Lay out the rows starting at the line that contains "plot-area: [101, 37, 768, 255]" and ending at the line that contains "chart-weight-vs-Z: −0.2 0.0", both included, as a JSON list of strings with one string per line and blank lines left out.
* start *
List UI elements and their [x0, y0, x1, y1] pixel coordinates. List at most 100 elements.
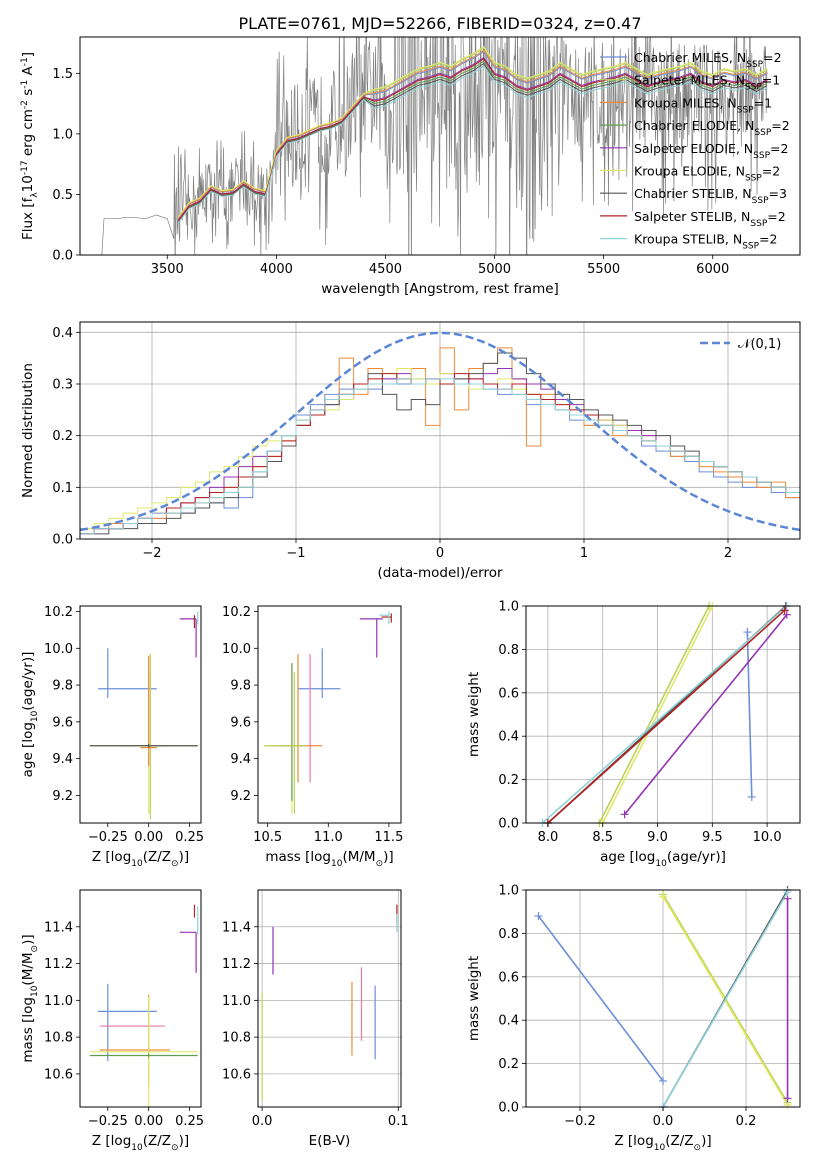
plot-area: [101, 37, 768, 255]
y-axis-label: Flux [fλ10-17 erg cm-2 s-1 A-1]: [20, 52, 40, 240]
x-tick-label: 11.5: [374, 830, 403, 845]
axes-frame: [257, 605, 402, 824]
x-tick-label: 4500: [369, 262, 402, 277]
weight-line-0: [537, 915, 664, 1082]
x-tick-label: 2: [724, 546, 732, 561]
y-tick-label: 0.3: [52, 378, 73, 393]
x-tick-label: −2: [142, 546, 161, 561]
weight-marker: [659, 1076, 667, 1085]
y-tick-label: 0.1: [52, 481, 73, 496]
y-tick-label: 0.6: [498, 686, 519, 701]
x-tick-label: 5500: [587, 262, 620, 277]
weight-marker: [780, 606, 789, 615]
model-line-7: [177, 58, 768, 222]
y-tick-label: 1.0: [498, 884, 519, 899]
x-axis-label: mass [log10(M/M⊙)]: [265, 849, 393, 869]
x-tick-label: 0.1: [388, 1114, 409, 1129]
x-tick-label: 0.2: [736, 1114, 757, 1129]
axes-frame: [79, 605, 202, 824]
x-tick-label: 0.25: [175, 830, 204, 845]
y-tick-label: 0.6: [498, 970, 519, 985]
legend-label: Kroupa STELIB, NSSP=2: [634, 232, 778, 252]
histogram-step-6: [80, 378, 800, 535]
y-tick-label: 0.2: [52, 429, 73, 444]
y-tick-label: 9.6: [230, 715, 251, 730]
x-axis-label: (data-model)/error: [377, 565, 503, 581]
y-axis-label: mass weight: [466, 956, 482, 1041]
legend-label: Kroupa ELODIE, NSSP=2: [634, 164, 780, 184]
x-tick-label: 0.0: [653, 1114, 674, 1129]
chart-weight-vs-Z: −0.2 0.0 0.2 0.0 0.2 0.4 0.6 0.8 1.0 Z [log10(Z/Z…: [466, 884, 801, 1153]
y-axis-label: mass [log10(M/M⊙)]: [20, 934, 40, 1062]
y-tick-label: 0.4: [52, 326, 73, 341]
legend-label: Salpeter ELODIE, NSSP=2: [634, 141, 788, 161]
x-tick-label: 0.0: [252, 1114, 273, 1129]
y-tick-label: 10.8: [222, 1031, 251, 1046]
x-tick-label: 8.5: [592, 830, 613, 845]
weight-marker: [743, 628, 752, 637]
plot-area: [264, 611, 392, 814]
x-axis-label: Z [log10(Z/Z⊙)]: [614, 1133, 711, 1153]
weight-line-1: [598, 606, 710, 823]
y-tick-label: 10.0: [222, 642, 251, 657]
x-tick-label: 4000: [260, 262, 293, 277]
x-tick-label: 0.25: [175, 1114, 204, 1129]
y-tick-label: 0.4: [498, 1014, 519, 1029]
x-tick-label: 6000: [696, 262, 729, 277]
y-tick-label: 0.0: [498, 1101, 519, 1116]
chart-age-vs-Z: −0.25 0.00 0.25 9.2 9.4 9.6 9.8 10.0 10.2 Z [log1…: [20, 605, 204, 869]
y-tick-label: 9.4: [230, 752, 251, 767]
weight-marker: [659, 892, 667, 901]
x-tick-label: −0.25: [88, 830, 128, 845]
legend-label: Chabrier MILES, NSSP=2: [634, 50, 782, 70]
legend-label: Chabrier ELODIE, NSSP=2: [634, 118, 790, 138]
x-axis-label: age [log10(age/yr)]: [600, 849, 726, 869]
x-tick-label: 0: [436, 546, 444, 561]
weight-line-2: [602, 606, 714, 823]
chart-age-vs-mass: 10.5 11.0 11.5 9.2 9.4 9.6 9.8 10.0 10.2 mass [lo…: [222, 605, 403, 869]
y-tick-label: 10.6: [44, 1067, 73, 1082]
chart-mass-vs-ebv: 0.0 0.1 10.6 10.8 11.0 11.2 11.4 E(B-V): [222, 889, 409, 1149]
y-tick-label: 11.2: [44, 957, 73, 972]
y-tick-label: 10.0: [44, 642, 73, 657]
y-tick-label: 10.2: [44, 605, 73, 620]
y-tick-label: 1.0: [498, 600, 519, 615]
y-tick-label: 11.4: [222, 920, 251, 935]
weight-line-3: [624, 614, 788, 815]
y-tick-label: 9.2: [230, 789, 251, 804]
y-tick-label: 10.8: [44, 1031, 73, 1046]
x-tick-label: −0.25: [88, 1114, 128, 1129]
chart-weight-vs-age: 8.0 8.5 9.0 9.5 10.0 0.0 0.2 0.4 0.6 0.8 1.0 age [l…: [466, 600, 801, 869]
legend-label: Salpeter STELIB, NSSP=2: [634, 209, 786, 229]
y-tick-label: 0.0: [52, 533, 73, 548]
y-tick-label: 1.0: [52, 127, 73, 142]
gaussian-curve: [80, 331, 800, 532]
y-tick-label: 9.2: [52, 789, 73, 804]
legend-label: Chabrier STELIB, NSSP=3: [634, 186, 787, 206]
y-tick-label: 10.6: [222, 1067, 251, 1082]
plot-area: [89, 611, 199, 820]
chart-mass-vs-Z: −0.25 0.00 0.25 10.6 10.8 11.0 11.2 11.4 Z [log1…: [20, 889, 204, 1153]
axes-frame: [257, 889, 402, 1108]
weight-line-5: [547, 609, 786, 823]
model-line-5: [177, 46, 768, 218]
y-tick-label: 9.8: [52, 679, 73, 694]
plot-area: [541, 606, 788, 823]
y-tick-label: 11.2: [222, 957, 251, 972]
weight-line-0: [746, 632, 753, 797]
plot-area: [261, 904, 398, 1102]
chart-residuals: 𝒩(0,1) −2 −1 0 1 2 0.0 0.1 0.2 0.3 0.4 (data-model)…: [20, 321, 801, 581]
weight-marker: [534, 912, 543, 921]
y-tick-label: 11.0: [44, 994, 73, 1009]
axes-frame: [525, 605, 801, 824]
y-tick-label: 10.2: [222, 605, 251, 620]
y-tick-label: 0.8: [498, 927, 519, 942]
x-tick-label: 9.0: [647, 830, 668, 845]
y-axis-label: mass weight: [466, 672, 482, 757]
x-tick-label: 0.00: [134, 1114, 163, 1129]
weight-line-5: [662, 891, 789, 1107]
x-tick-label: 9.5: [702, 830, 723, 845]
figure-title: PLATE=0761, MJD=52266, FIBERID=0324, z=0…: [238, 14, 641, 33]
x-tick-label: 8.0: [538, 830, 559, 845]
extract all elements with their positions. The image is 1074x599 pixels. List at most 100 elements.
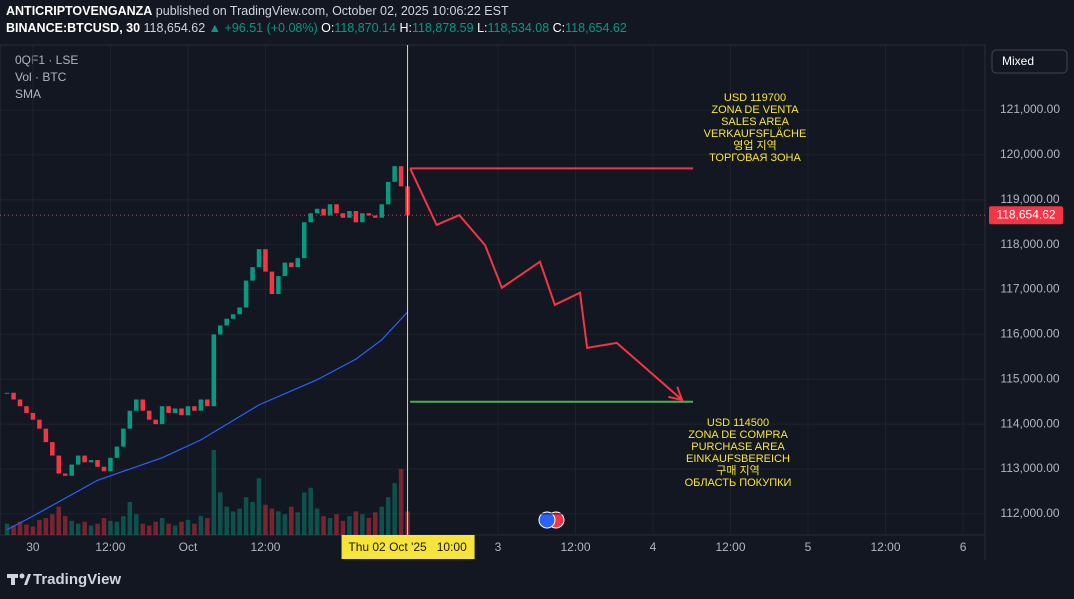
* end *
## [ANSWER TO THIS EXERCISE]
[
  "plot-area: [101, 37, 768, 255]",
  "y-axis-label: Flux [fλ10-17 erg cm-2 s-1 A-1]: [20, 52, 40, 240]",
  "x-tick-label: 11.5: [374, 830, 403, 845]",
  "axes-frame: [257, 605, 402, 824]",
  "x-tick-label: 4500: [369, 262, 402, 277]",
  "weight-line-0: [537, 915, 664, 1082]",
  "x-tick-label: 2: [724, 546, 732, 561]",
  "y-tick-label: 0.3: [52, 378, 73, 393]",
  "x-tick-label: −2: [142, 546, 161, 561]",
  "weight-marker: [659, 1076, 667, 1085]",
  "y-tick-label: 0.1: [52, 481, 73, 496]",
  "y-tick-label: 0.6: [498, 686, 519, 701]",
  "x-tick-label: 5500: [587, 262, 620, 277]",
  "weight-marker: [780, 606, 789, 615]",
  "model-line-7: [177, 58, 768, 222]",
  "y-tick-label: 1.0: [498, 884, 519, 899]",
  "x-axis-label: mass [log10(M/M⊙)]: [265, 849, 393, 869]",
  "x-tick-label: 0.1: [388, 1114, 409, 1129]",
  "x-tick-label: 0.2: [736, 1114, 757, 1129]",
  "axes-frame: [79, 605, 202, 824]",
  "x-tick-label: 0.25: [175, 830, 204, 845]",
  "y-tick-label: 0.6: [498, 970, 519, 985]",
  "legend-label: Kroupa STELIB, NSSP=2: [634, 232, 778, 252]",
  "histogram-step-6: [80, 378, 800, 535]",
  "y-tick-label: 0.2: [52, 429, 73, 444]",
  "y-tick-label: 9.6: [230, 715, 251, 730]",
  "x-axis-label: (data-model)/error: [377, 565, 503, 581]",
  "y-axis-label: mass weight: [466, 956, 482, 1041]",
  "legend-label: Kroupa ELODIE, NSSP=2: [634, 164, 780, 184]",
  "x-tick-label: 0.0: [653, 1114, 674, 1129]",
  "chart-weight-vs-Z: −0.2 0.0 0.2 0.0 0.2 0.4 0.6 0.8 1.0 Z [log10(Z/Z…: [466, 884, 801, 1153]"
]